**Exercise requirements**
Print out every record exactly as it appears.

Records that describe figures

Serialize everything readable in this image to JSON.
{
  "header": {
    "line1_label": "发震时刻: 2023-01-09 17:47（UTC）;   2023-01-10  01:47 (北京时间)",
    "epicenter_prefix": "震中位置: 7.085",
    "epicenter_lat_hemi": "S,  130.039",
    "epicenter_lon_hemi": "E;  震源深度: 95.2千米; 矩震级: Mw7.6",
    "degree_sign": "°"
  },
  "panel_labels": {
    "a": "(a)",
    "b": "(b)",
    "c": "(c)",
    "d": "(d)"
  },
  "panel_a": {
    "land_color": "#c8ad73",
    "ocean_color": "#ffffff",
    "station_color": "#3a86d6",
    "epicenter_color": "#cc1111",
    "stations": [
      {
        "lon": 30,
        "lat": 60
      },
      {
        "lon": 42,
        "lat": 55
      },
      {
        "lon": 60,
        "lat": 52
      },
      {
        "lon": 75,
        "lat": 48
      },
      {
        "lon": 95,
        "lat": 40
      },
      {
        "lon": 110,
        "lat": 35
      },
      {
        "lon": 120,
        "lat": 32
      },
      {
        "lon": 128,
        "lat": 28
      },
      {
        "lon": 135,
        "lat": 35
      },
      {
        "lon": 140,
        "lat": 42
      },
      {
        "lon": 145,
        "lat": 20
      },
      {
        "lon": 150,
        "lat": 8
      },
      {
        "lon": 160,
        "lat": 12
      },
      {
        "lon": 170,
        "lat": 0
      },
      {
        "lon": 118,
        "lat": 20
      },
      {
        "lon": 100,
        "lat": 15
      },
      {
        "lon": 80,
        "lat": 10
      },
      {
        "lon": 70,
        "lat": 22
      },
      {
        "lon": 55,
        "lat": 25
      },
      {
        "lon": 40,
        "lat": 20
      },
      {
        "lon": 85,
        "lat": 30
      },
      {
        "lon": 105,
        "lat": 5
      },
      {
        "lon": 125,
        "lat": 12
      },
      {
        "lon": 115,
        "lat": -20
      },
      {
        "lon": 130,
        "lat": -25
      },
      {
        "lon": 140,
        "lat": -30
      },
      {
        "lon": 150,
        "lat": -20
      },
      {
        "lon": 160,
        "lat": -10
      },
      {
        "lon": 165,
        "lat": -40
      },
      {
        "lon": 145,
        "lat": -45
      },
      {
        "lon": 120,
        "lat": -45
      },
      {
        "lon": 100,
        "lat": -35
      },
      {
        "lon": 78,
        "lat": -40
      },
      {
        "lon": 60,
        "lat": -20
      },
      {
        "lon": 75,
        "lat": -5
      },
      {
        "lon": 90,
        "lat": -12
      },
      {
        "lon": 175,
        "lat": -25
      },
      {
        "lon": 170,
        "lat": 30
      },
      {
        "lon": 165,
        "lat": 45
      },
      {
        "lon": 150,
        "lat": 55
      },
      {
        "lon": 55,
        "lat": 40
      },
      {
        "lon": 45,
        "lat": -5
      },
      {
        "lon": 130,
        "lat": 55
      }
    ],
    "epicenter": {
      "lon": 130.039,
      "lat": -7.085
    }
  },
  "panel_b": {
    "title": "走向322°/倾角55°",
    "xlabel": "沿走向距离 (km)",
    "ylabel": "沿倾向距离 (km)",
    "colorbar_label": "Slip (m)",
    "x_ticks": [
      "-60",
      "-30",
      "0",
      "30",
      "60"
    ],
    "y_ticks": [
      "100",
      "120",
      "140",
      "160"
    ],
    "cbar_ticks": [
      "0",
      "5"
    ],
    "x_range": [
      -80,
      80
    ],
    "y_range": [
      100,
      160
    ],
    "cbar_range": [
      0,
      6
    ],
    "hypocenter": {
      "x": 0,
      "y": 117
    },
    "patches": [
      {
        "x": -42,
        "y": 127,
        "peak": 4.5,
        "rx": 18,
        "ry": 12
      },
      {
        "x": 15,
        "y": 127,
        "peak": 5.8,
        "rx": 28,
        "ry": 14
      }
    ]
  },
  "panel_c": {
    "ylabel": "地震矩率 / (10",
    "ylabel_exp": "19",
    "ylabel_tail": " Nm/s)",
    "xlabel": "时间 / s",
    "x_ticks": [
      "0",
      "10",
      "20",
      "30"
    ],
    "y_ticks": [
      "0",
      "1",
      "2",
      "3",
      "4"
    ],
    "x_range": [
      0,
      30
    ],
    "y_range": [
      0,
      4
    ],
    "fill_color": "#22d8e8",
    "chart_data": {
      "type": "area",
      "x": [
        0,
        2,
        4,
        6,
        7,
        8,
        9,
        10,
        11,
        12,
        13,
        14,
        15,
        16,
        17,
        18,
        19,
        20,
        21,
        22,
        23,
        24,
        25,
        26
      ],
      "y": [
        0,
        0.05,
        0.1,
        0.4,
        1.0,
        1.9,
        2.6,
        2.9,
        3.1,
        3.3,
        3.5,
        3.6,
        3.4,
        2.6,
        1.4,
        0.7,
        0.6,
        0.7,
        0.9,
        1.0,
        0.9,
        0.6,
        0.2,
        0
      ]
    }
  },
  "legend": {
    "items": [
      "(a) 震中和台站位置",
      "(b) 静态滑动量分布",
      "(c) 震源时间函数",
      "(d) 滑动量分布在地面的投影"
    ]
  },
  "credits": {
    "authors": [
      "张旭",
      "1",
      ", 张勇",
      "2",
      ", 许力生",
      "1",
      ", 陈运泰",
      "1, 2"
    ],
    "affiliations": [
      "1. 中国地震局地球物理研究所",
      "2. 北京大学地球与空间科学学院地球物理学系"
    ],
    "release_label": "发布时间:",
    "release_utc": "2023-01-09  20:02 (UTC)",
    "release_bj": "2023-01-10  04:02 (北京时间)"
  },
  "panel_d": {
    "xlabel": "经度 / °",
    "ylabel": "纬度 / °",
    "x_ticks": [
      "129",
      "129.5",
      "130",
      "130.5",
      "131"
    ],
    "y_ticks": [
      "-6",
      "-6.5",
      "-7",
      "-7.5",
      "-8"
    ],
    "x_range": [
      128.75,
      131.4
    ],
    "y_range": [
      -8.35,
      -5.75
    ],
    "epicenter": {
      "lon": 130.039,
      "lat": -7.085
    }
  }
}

**Exercise result**
Serialize everything readable in this image to JSON.
{
  "header": {
    "line1_label": "发震时刻: 2023-01-09 17:47（UTC）;   2023-01-10  01:47 (北京时间)",
    "epicenter_prefix": "震中位置: 7.085",
    "epicenter_lat_hemi": "S,  130.039",
    "epicenter_lon_hemi": "E;  震源深度: 95.2千米; 矩震级: Mw7.6",
    "degree_sign": "°"
  },
  "panel_labels": {
    "a": "(a)",
    "b": "(b)",
    "c": "(c)",
    "d": "(d)"
  },
  "panel_a": {
    "land_color": "#c8ad73",
    "ocean_color": "#ffffff",
    "station_color": "#3a86d6",
    "epicenter_color": "#cc1111",
    "stations": [
      {
        "lon": 30,
        "lat": 60
      },
      {
        "lon": 42,
        "lat": 55
      },
      {
        "lon": 60,
        "lat": 52
      },
      {
        "lon": 75,
        "lat": 48
      },
      {
        "lon": 95,
        "lat": 40
      },
      {
        "lon": 110,
        "lat": 35
      },
      {
        "lon": 120,
        "lat": 32
      },
      {
        "lon": 128,
        "lat": 28
      },
      {
        "lon": 135,
        "lat": 35
      },
      {
        "lon": 140,
        "lat": 42
      },
      {
        "lon": 145,
        "lat": 20
      },
      {
        "lon": 150,
        "lat": 8
      },
      {
        "lon": 160,
        "lat": 12
      },
      {
        "lon": 170,
        "lat": 0
      },
      {
        "lon": 118,
        "lat": 20
      },
      {
        "lon": 100,
        "lat": 15
      },
      {
        "lon": 80,
        "lat": 10
      },
      {
        "lon": 70,
        "lat": 22
      },
      {
        "lon": 55,
        "lat": 25
      },
      {
        "lon": 40,
        "lat": 20
      },
      {
        "lon": 85,
        "lat": 30
      },
      {
        "lon": 105,
        "lat": 5
      },
      {
        "lon": 125,
        "lat": 12
      },
      {
        "lon": 115,
        "lat": -20
      },
      {
        "lon": 130,
        "lat": -25
      },
      {
        "lon": 140,
        "lat": -30
      },
      {
        "lon": 150,
        "lat": -20
      },
      {
        "lon": 160,
        "lat": -10
      },
      {
        "lon": 165,
        "lat": -40
      },
      {
        "lon": 145,
        "lat": -45
      },
      {
        "lon": 120,
        "lat": -45
      },
      {
        "lon": 100,
        "lat": -35
      },
      {
        "lon": 78,
        "lat": -40
      },
      {
        "lon": 60,
        "lat": -20
      },
      {
        "lon": 75,
        "lat": -5
      },
      {
        "lon": 90,
        "lat": -12
      },
      {
        "lon": 175,
        "lat": -25
      },
      {
        "lon": 170,
        "lat": 30
      },
      {
        "lon": 165,
        "lat": 45
      },
      {
        "lon": 150,
        "lat": 55
      },
      {
        "lon": 55,
        "lat": 40
      },
      {
        "lon": 45,
        "lat": -5
      },
      {
        "lon": 130,
        "lat": 55
      }
    ],
    "epicenter": {
      "lon": 130.039,
      "lat": -7.085
    }
  },
  "panel_b": {
    "title": "走向322°/倾角55°",
    "xlabel": "沿走向距离 (km)",
    "ylabel": "沿倾向距离 (km)",
    "colorbar_label": "Slip (m)",
    "x_ticks": [
      "-60",
      "-30",
      "0",
      "30",
      "60"
    ],
    "y_ticks": [
      "100",
      "120",
      "140",
      "160"
    ],
    "cbar_ticks": [
      "0",
      "5"
    ],
    "x_range": [
      -80,
      80
    ],
    "y_range": [
      100,
      160
    ],
    "cbar_range": [
      0,
      6
    ],
    "hypocenter": {
      "x": 0,
      "y": 117
    },
    "patches": [
      {
        "x": -42,
        "y": 127,
        "peak": 4.5,
        "rx": 18,
        "ry": 12
      },
      {
        "x": 15,
        "y": 127,
        "peak": 5.8,
        "rx": 28,
        "ry": 14
      }
    ]
  },
  "panel_c": {
    "ylabel": "地震矩率 / (10",
    "ylabel_exp": "19",
    "ylabel_tail": " Nm/s)",
    "xlabel": "时间 / s",
    "x_ticks": [
      "0",
      "10",
      "20",
      "30"
    ],
    "y_ticks": [
      "0",
      "1",
      "2",
      "3",
      "4"
    ],
    "x_range": [
      0,
      30
    ],
    "y_range": [
      0,
      4
    ],
    "fill_color": "#22d8e8",
    "chart_data": {
      "type": "area",
      "x": [
        0,
        2,
        4,
        6,
        7,
        8,
        9,
        10,
        11,
        12,
        13,
        14,
        15,
        16,
        17,
        18,
        19,
        20,
        21,
        22,
        23,
        24,
        25,
        26
      ],
      "y": [
        0,
        0.05,
        0.1,
        0.4,
        1.0,
        1.9,
        2.6,
        2.9,
        3.1,
        3.3,
        3.5,
        3.6,
        3.4,
        2.6,
        1.4,
        0.7,
        0.6,
        0.7,
        0.9,
        1.0,
        0.9,
        0.6,
        0.2,
        0
      ]
    }
  },
  "legend": {
    "items": [
      "(a) 震中和台站位置",
      "(b) 静态滑动量分布",
      "(c) 震源时间函数",
      "(d) 滑动量分布在地面的投影"
    ]
  },
  "credits": {
    "authors": [
      "张旭",
      "1",
      ", 张勇",
      "2",
      ", 许力生",
      "1",
      ", 陈运泰",
      "1, 2"
    ],
    "affiliations": [
      "1. 中国地震局地球物理研究所",
      "2. 北京大学地球与空间科学学院地球物理学系"
    ],
    "release_label": "发布时间:",
    "release_utc": "2023-01-09  20:02 (UTC)",
    "release_bj": "2023-01-10  04:02 (北京时间)"
  },
  "panel_d": {
    "xlabel": "经度 / °",
    "ylabel": "纬度 / °",
    "x_ticks": [
      "129",
      "129.5",
      "130",
      "130.5",
      "131"
    ],
    "y_ticks": [
      "-6",
      "-6.5",
      "-7",
      "-7.5",
      "-8"
    ],
    "x_range": [
      128.75,
      131.4
    ],
    "y_range": [
      -8.35,
      -5.75
    ],
    "epicenter": {
      "lon": 130.039,
      "lat": -7.085
    }
  }
}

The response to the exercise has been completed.